(Problem statement): Work out how many lines in the listing below include the word "Murakkab". Give nothing but the number.

(Raw records):
********
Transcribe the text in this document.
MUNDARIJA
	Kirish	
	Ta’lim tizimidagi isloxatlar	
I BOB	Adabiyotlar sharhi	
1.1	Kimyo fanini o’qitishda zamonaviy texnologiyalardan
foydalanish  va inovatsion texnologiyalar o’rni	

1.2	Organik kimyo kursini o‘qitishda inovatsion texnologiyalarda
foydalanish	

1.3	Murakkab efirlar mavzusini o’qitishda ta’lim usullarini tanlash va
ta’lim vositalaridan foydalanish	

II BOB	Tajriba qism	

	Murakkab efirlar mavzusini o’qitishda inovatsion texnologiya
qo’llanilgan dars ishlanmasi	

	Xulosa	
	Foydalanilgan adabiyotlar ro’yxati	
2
********
(Exercise output): 2